Instructions to follow:
Skip the pictures. Copy all the rest of the records down exactly.

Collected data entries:
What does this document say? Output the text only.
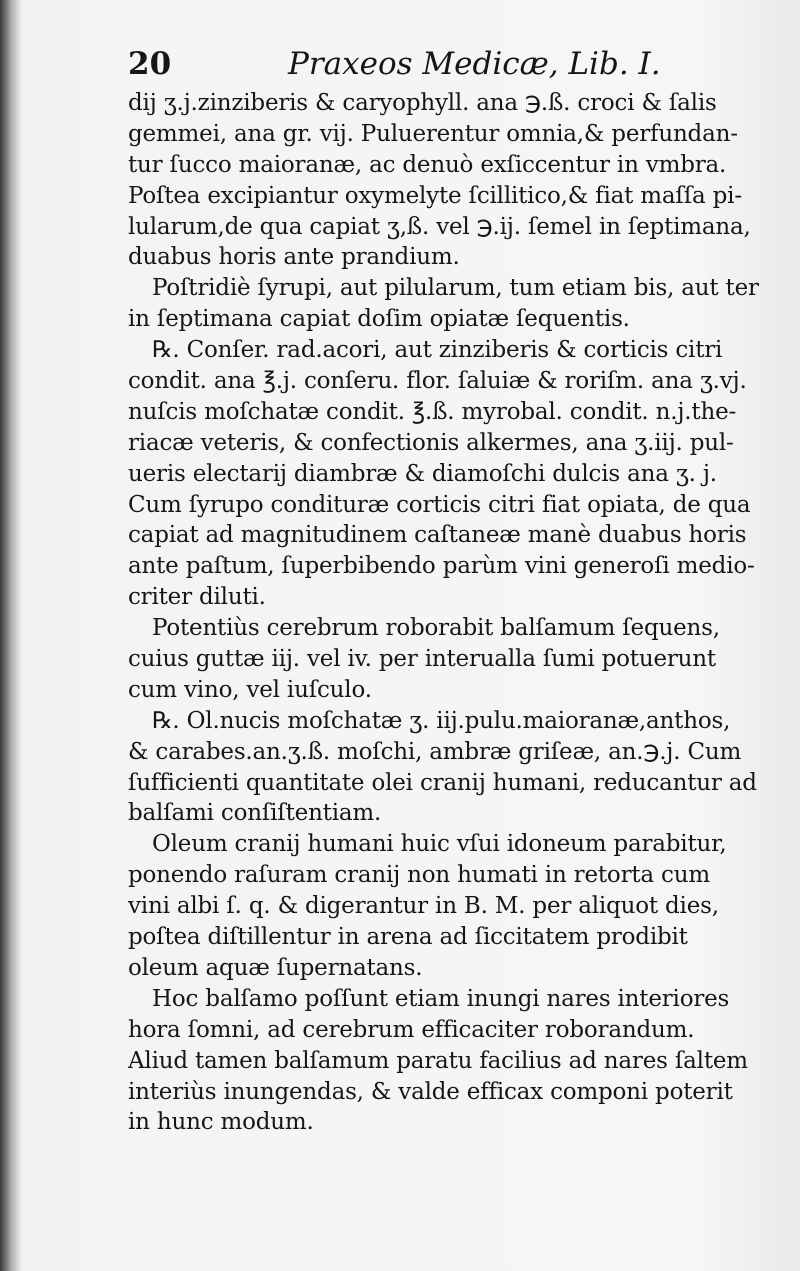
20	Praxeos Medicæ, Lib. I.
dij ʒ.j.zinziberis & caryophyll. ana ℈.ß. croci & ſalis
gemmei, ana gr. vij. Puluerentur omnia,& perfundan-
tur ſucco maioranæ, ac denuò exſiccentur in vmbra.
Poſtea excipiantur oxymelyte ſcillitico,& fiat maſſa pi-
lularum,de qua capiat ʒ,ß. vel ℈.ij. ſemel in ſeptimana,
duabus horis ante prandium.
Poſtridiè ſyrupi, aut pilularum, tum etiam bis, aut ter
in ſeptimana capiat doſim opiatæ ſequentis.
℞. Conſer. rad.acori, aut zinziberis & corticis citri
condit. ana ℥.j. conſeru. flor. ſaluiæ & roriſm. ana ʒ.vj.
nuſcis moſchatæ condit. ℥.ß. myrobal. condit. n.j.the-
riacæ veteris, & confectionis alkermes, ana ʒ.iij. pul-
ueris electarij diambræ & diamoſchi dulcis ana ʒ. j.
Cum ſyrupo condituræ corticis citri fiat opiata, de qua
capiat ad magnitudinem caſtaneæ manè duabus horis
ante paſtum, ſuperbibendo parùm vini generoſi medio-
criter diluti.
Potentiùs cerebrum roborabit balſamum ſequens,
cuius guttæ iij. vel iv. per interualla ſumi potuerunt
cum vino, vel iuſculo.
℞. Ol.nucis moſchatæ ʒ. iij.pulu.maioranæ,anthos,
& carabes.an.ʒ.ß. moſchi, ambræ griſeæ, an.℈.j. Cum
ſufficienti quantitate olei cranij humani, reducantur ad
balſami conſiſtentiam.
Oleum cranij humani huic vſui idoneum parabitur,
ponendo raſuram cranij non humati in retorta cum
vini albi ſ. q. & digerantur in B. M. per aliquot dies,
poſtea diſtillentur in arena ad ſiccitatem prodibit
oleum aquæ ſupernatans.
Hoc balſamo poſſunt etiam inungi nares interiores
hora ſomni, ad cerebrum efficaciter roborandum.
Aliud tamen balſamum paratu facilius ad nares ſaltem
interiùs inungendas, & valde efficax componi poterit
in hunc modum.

Exercise response:
What does this document say? Output the text only.
20	Praxeos Medicæ, Lib. I.
dij ʒ.j.zinziberis & caryophyll. ana ℈.ß. croci & ſalis
gemmei, ana gr. vij. Puluerentur omnia,& perfundan-
tur ſucco maioranæ, ac denuò exſiccentur in vmbra.
Poſtea excipiantur oxymelyte ſcillitico,& fiat maſſa pi-
lularum,de qua capiat ʒ,ß. vel ℈.ij. ſemel in ſeptimana,
duabus horis ante prandium.
Poſtridiè ſyrupi, aut pilularum, tum etiam bis, aut ter
in ſeptimana capiat doſim opiatæ ſequentis.
℞. Conſer. rad.acori, aut zinziberis & corticis citri
condit. ana ℥.j. conſeru. flor. ſaluiæ & roriſm. ana ʒ.vj.
nuſcis moſchatæ condit. ℥.ß. myrobal. condit. n.j.the-
riacæ veteris, & confectionis alkermes, ana ʒ.iij. pul-
ueris electarij diambræ & diamoſchi dulcis ana ʒ. j.
Cum ſyrupo condituræ corticis citri fiat opiata, de qua
capiat ad magnitudinem caſtaneæ manè duabus horis
ante paſtum, ſuperbibendo parùm vini generoſi medio-
criter diluti.
Potentiùs cerebrum roborabit balſamum ſequens,
cuius guttæ iij. vel iv. per interualla ſumi potuerunt
cum vino, vel iuſculo.
℞. Ol.nucis moſchatæ ʒ. iij.pulu.maioranæ,anthos,
& carabes.an.ʒ.ß. moſchi, ambræ griſeæ, an.℈.j. Cum
ſufficienti quantitate olei cranij humani, reducantur ad
balſami conſiſtentiam.
Oleum cranij humani huic vſui idoneum parabitur,
ponendo raſuram cranij non humati in retorta cum
vini albi ſ. q. & digerantur in B. M. per aliquot dies,
poſtea diſtillentur in arena ad ſiccitatem prodibit
oleum aquæ ſupernatans.
Hoc balſamo poſſunt etiam inungi nares interiores
hora ſomni, ad cerebrum efficaciter roborandum.
Aliud tamen balſamum paratu facilius ad nares ſaltem
interiùs inungendas, & valde efficax componi poterit
in hunc modum.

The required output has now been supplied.